Exercise details — Extract the lines that carry the string "CORRELATION" from the listing.

— START OF Input for this task —

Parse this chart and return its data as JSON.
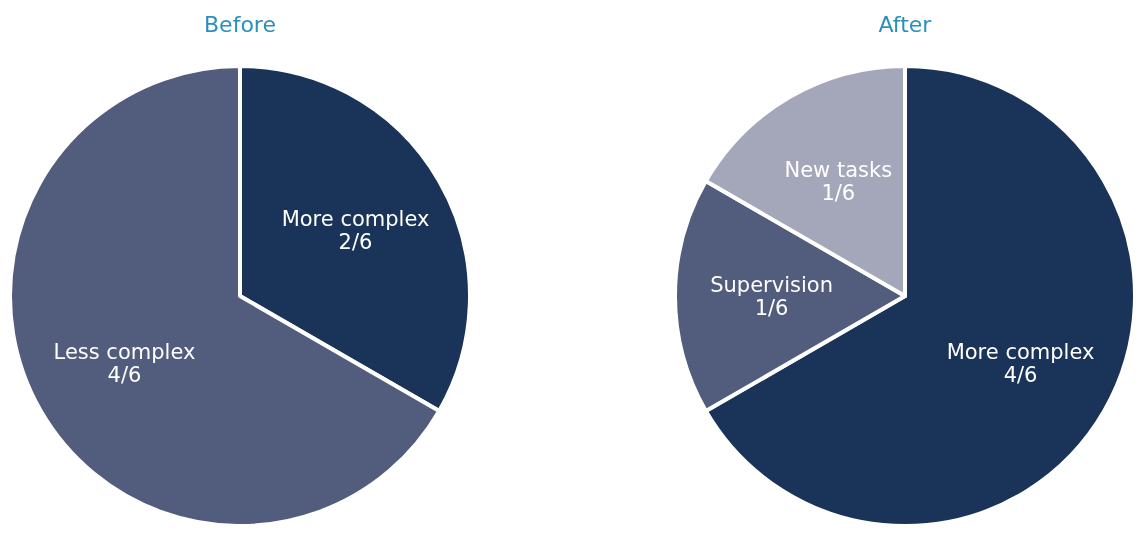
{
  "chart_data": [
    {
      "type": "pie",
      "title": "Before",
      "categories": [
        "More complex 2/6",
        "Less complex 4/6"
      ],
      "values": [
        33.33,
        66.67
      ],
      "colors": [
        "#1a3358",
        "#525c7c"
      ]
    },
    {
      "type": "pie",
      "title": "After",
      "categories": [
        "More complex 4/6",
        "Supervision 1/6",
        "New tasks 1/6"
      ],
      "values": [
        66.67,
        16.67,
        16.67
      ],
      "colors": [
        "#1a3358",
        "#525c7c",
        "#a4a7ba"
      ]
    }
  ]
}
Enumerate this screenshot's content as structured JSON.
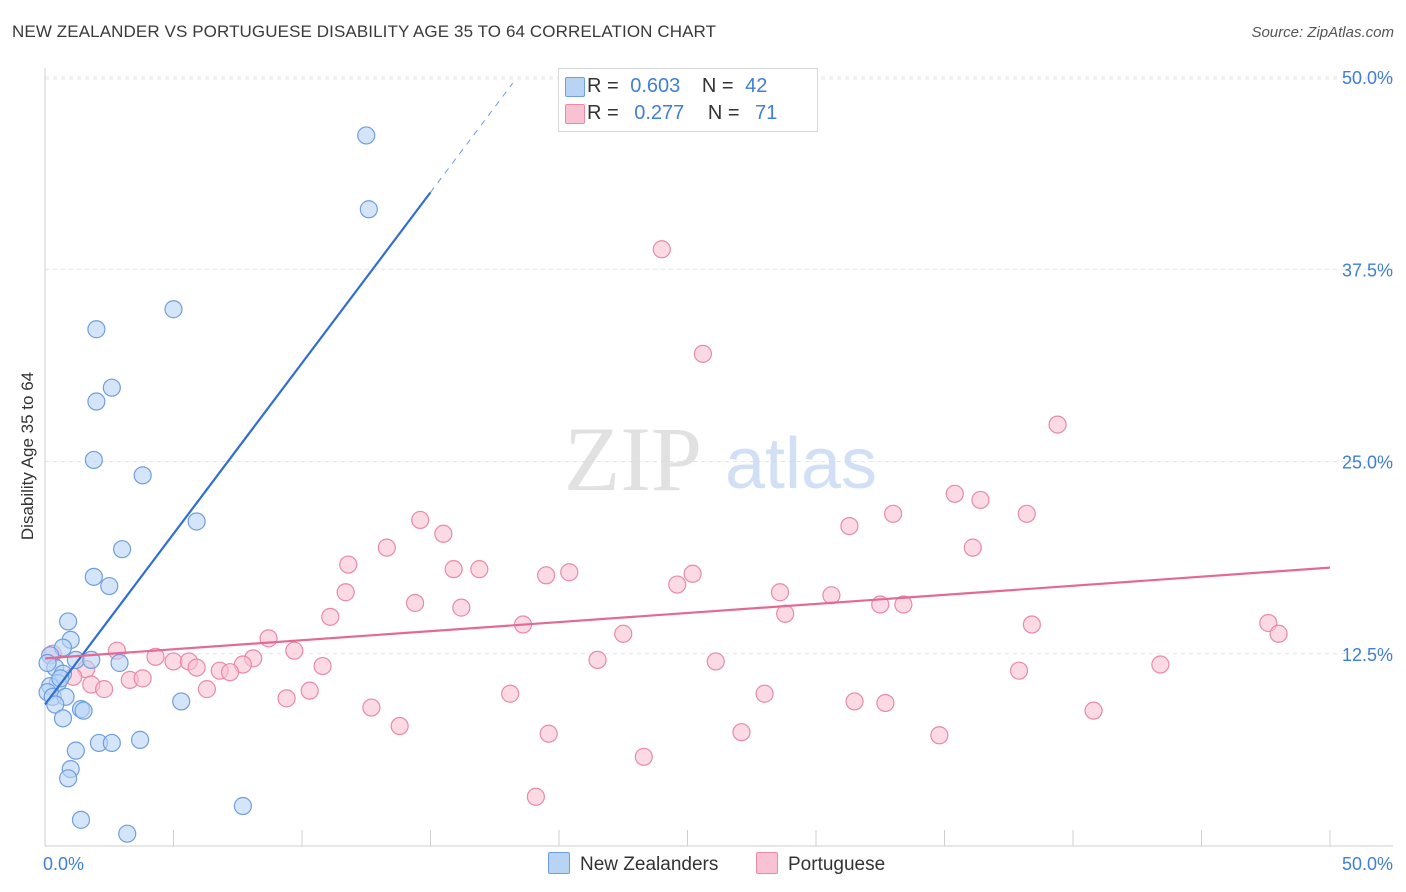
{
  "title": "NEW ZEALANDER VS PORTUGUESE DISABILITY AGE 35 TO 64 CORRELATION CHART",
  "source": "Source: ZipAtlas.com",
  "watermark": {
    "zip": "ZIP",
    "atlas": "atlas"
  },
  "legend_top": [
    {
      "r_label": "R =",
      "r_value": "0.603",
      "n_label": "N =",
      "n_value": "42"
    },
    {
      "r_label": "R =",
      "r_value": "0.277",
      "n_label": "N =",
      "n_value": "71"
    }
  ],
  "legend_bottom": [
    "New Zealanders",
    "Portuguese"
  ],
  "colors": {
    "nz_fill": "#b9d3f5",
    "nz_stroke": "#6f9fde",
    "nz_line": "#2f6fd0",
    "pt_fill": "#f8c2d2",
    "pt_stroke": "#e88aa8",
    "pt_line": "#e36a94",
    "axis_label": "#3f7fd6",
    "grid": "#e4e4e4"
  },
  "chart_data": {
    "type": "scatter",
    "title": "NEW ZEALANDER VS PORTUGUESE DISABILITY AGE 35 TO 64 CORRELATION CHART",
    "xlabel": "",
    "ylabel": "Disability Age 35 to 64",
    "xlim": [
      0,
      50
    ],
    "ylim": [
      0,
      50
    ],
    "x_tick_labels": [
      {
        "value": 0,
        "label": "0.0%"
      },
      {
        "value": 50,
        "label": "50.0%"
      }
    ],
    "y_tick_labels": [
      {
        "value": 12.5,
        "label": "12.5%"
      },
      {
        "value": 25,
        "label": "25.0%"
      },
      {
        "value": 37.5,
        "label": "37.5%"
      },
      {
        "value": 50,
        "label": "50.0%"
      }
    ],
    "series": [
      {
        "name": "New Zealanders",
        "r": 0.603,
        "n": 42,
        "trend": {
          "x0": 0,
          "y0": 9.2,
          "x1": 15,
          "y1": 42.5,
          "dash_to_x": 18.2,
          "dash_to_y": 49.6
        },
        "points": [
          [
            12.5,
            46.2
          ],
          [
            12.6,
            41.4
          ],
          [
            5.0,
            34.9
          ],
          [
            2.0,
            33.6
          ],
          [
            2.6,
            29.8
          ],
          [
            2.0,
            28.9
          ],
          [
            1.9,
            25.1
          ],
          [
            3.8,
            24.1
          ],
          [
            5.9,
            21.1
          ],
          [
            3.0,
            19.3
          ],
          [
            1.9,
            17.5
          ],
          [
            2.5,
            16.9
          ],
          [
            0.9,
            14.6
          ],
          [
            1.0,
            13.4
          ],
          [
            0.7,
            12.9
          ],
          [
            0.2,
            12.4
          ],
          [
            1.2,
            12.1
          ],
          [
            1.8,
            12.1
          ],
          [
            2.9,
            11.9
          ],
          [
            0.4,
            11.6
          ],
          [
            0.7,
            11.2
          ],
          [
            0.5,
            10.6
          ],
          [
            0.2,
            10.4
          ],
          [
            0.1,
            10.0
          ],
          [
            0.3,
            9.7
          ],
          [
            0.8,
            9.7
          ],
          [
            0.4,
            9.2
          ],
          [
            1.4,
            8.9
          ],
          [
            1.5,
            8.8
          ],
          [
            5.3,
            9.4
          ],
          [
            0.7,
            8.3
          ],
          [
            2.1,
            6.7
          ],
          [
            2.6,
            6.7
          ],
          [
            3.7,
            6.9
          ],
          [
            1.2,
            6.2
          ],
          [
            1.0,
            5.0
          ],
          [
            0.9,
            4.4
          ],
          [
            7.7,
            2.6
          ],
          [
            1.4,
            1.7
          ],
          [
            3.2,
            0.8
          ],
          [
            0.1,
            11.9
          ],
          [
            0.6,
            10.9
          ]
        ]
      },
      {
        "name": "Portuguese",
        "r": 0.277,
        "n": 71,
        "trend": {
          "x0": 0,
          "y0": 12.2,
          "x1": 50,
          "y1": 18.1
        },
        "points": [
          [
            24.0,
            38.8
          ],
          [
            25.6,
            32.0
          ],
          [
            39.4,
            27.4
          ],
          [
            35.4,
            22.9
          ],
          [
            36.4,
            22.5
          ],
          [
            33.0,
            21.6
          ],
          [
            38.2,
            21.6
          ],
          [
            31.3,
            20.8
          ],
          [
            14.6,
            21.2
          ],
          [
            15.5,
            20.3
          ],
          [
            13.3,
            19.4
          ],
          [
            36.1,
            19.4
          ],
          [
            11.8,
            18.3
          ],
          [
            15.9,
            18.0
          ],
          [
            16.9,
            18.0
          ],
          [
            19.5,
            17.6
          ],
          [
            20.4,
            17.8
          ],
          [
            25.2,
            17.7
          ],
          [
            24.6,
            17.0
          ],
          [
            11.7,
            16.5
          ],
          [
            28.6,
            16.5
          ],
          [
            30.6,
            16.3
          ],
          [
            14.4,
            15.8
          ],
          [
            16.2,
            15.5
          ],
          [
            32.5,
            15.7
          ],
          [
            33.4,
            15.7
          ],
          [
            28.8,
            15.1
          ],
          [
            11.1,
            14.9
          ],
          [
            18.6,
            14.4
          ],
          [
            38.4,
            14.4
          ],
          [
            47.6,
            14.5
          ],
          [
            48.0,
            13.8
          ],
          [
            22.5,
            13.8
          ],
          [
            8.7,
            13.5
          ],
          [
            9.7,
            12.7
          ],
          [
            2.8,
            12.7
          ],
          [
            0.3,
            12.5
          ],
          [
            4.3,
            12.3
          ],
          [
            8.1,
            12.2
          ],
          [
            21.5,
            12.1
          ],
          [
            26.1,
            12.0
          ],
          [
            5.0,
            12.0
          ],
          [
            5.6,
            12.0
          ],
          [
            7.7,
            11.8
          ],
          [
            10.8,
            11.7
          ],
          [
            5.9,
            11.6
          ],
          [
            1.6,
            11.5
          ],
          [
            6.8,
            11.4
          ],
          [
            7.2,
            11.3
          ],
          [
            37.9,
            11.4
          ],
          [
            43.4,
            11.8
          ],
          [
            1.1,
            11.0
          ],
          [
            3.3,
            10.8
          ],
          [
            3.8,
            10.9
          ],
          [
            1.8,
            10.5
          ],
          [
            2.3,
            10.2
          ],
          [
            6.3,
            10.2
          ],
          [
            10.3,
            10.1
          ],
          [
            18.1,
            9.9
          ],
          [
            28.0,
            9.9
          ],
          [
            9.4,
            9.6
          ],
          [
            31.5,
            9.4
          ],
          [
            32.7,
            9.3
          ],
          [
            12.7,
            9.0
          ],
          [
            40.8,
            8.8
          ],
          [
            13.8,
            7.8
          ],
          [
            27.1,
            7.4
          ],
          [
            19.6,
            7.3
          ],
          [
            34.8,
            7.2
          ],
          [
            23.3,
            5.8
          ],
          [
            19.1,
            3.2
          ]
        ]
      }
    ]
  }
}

— END OF Input for this task —
— START OF Input for this task —

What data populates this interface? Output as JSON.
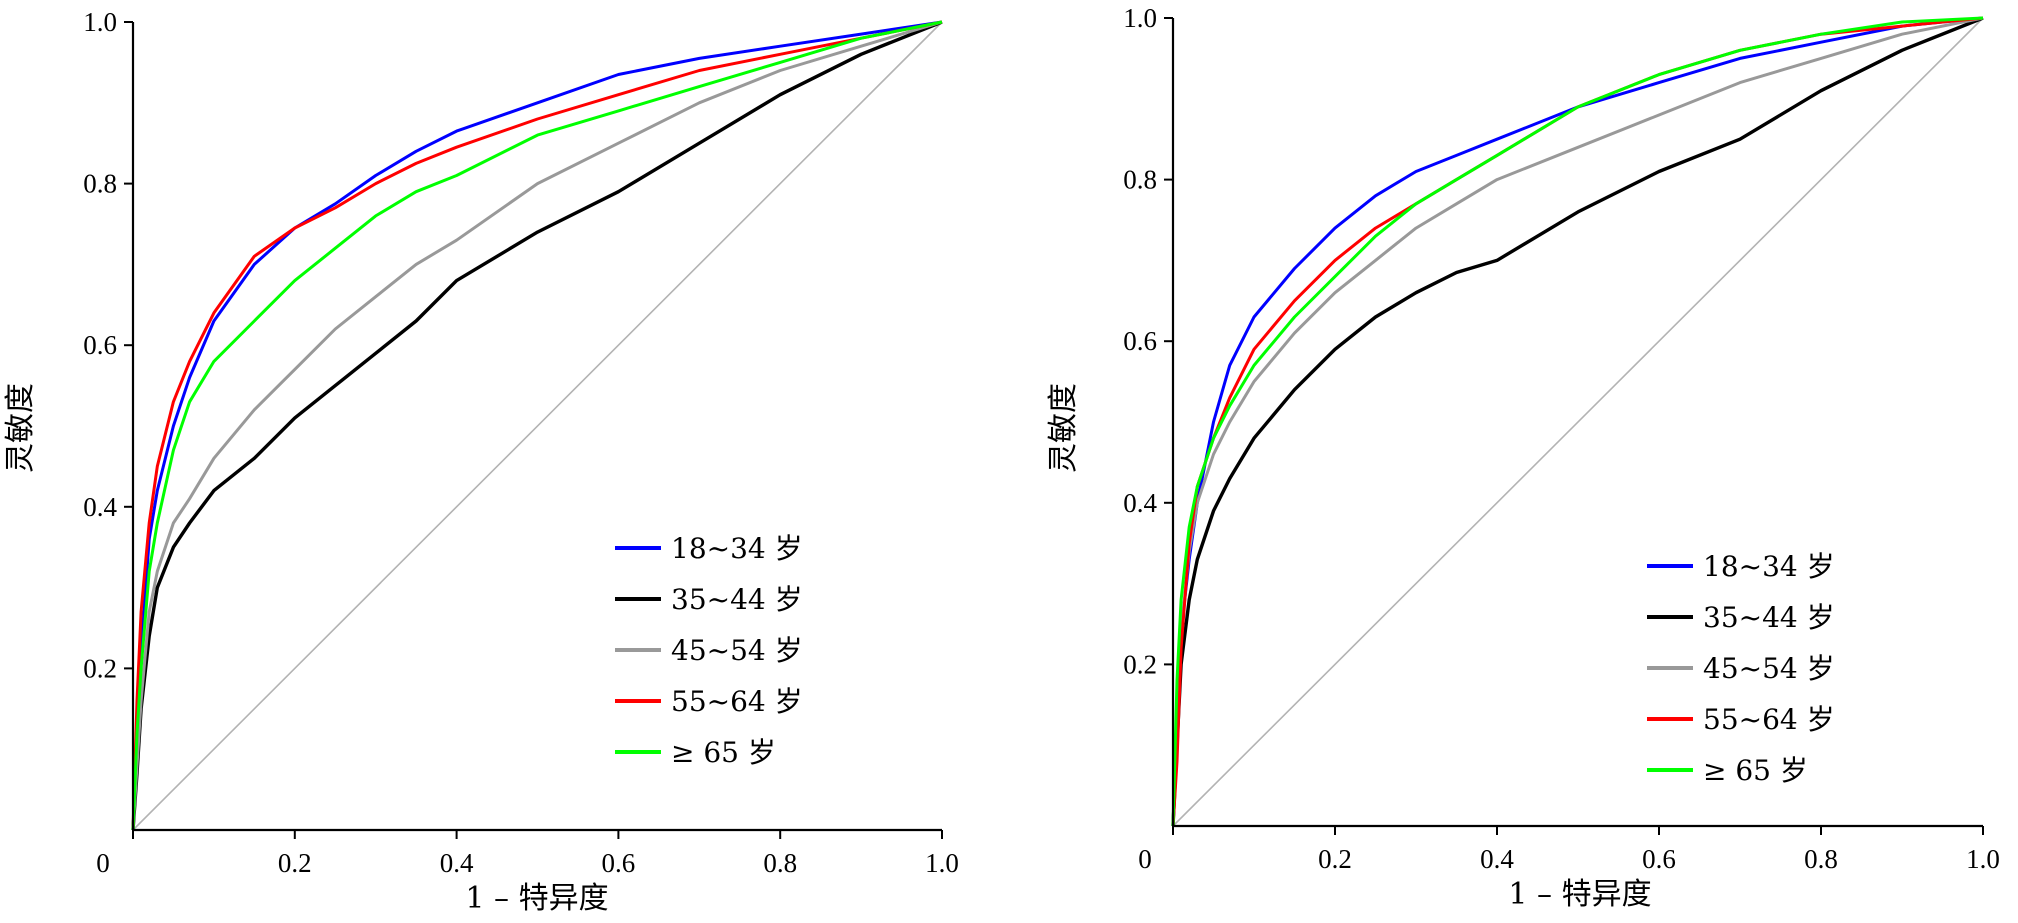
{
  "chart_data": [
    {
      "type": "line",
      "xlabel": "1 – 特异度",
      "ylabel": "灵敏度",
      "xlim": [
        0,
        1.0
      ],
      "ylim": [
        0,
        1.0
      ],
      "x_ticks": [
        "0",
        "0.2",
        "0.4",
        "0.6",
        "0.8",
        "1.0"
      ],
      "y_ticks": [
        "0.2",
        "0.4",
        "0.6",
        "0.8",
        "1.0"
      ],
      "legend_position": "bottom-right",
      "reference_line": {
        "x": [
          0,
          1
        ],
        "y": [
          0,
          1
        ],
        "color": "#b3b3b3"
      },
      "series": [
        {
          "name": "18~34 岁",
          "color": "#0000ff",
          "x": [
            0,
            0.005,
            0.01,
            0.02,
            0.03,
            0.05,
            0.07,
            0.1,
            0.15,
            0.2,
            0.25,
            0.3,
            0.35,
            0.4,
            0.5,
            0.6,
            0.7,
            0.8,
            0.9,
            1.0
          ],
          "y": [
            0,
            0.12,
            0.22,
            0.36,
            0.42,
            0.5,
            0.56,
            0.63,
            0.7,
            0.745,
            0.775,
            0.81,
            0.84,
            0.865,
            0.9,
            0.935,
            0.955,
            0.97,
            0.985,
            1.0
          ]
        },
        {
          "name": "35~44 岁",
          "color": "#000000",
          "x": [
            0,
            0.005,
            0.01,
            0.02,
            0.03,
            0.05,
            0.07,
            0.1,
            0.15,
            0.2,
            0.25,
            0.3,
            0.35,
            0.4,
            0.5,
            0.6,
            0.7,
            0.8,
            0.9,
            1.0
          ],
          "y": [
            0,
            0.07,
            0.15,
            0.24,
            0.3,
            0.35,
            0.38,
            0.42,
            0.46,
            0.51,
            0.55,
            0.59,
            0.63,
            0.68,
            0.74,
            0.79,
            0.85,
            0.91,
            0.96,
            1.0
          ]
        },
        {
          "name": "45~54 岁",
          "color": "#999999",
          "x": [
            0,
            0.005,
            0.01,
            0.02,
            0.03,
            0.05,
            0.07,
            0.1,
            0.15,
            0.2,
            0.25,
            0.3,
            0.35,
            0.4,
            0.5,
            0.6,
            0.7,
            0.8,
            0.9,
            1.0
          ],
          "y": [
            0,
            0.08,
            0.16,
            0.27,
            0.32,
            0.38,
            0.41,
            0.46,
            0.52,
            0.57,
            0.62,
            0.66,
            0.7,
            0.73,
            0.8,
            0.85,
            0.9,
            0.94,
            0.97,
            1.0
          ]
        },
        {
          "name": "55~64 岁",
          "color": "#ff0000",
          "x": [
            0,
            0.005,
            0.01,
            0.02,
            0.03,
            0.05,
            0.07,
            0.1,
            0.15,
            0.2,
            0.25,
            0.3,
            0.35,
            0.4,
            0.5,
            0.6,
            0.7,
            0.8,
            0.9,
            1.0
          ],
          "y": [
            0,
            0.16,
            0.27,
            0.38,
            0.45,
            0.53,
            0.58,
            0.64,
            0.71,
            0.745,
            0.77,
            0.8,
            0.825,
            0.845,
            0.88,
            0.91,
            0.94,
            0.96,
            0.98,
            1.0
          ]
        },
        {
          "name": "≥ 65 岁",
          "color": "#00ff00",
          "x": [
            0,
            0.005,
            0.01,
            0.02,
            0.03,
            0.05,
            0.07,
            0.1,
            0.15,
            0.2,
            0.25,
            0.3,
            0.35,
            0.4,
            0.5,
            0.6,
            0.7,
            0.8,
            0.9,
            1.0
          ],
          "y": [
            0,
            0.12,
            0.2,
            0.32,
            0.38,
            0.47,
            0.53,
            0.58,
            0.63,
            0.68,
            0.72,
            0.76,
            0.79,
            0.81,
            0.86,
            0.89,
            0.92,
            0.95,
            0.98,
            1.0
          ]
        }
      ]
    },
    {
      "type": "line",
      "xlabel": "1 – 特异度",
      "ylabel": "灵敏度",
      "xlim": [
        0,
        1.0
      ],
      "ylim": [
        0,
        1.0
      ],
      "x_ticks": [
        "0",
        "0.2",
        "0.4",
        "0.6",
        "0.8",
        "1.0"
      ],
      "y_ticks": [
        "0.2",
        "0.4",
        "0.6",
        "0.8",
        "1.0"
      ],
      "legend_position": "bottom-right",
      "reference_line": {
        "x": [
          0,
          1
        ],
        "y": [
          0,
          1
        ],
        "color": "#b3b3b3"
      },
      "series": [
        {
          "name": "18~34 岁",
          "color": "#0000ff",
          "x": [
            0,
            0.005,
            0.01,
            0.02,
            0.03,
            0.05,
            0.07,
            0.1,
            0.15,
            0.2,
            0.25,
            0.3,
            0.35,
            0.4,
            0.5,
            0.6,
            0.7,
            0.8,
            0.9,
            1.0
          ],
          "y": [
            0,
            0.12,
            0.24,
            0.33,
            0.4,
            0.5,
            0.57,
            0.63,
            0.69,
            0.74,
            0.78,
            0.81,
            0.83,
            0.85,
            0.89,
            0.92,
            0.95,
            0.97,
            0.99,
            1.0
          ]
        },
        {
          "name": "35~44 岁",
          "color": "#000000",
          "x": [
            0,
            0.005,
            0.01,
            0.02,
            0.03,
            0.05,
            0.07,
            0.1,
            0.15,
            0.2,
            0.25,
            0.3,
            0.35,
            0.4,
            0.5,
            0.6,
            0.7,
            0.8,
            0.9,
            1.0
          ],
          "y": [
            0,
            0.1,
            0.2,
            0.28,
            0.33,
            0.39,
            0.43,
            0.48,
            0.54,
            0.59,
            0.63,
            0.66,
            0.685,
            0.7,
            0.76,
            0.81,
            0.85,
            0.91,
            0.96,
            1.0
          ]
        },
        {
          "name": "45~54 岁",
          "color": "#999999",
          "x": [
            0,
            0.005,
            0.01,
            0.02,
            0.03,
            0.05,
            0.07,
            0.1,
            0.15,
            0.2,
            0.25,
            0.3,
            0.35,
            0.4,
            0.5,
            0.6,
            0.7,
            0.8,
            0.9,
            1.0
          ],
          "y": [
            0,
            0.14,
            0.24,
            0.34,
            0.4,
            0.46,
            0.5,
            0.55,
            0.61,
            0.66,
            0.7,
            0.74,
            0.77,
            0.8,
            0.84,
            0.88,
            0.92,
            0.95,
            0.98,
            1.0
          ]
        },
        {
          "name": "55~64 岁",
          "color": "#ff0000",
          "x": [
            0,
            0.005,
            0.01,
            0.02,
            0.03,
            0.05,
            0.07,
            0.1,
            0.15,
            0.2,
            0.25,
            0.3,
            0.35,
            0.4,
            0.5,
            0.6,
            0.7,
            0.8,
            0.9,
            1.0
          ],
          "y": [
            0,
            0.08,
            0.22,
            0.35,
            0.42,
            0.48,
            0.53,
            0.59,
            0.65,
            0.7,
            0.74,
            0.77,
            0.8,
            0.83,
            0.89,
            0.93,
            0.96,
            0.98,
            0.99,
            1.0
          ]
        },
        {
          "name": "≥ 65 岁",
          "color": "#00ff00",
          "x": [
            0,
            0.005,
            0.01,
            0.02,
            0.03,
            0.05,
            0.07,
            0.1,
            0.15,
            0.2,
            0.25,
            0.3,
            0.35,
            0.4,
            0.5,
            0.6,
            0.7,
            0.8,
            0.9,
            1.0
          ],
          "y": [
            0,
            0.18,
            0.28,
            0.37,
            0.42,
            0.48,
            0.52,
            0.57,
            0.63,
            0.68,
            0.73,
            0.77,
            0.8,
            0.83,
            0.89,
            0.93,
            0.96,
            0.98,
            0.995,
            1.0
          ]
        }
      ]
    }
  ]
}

— END OF Input for this task —

Response to the exercise —
  "title": "NEW ZEALANDER VS PORTUGUESE DISABILITY AGE 35 TO 64 CORRELATION CHART",
    "title": "NEW ZEALANDER VS PORTUGUESE DISABILITY AGE 35 TO 64 CORRELATION CHART",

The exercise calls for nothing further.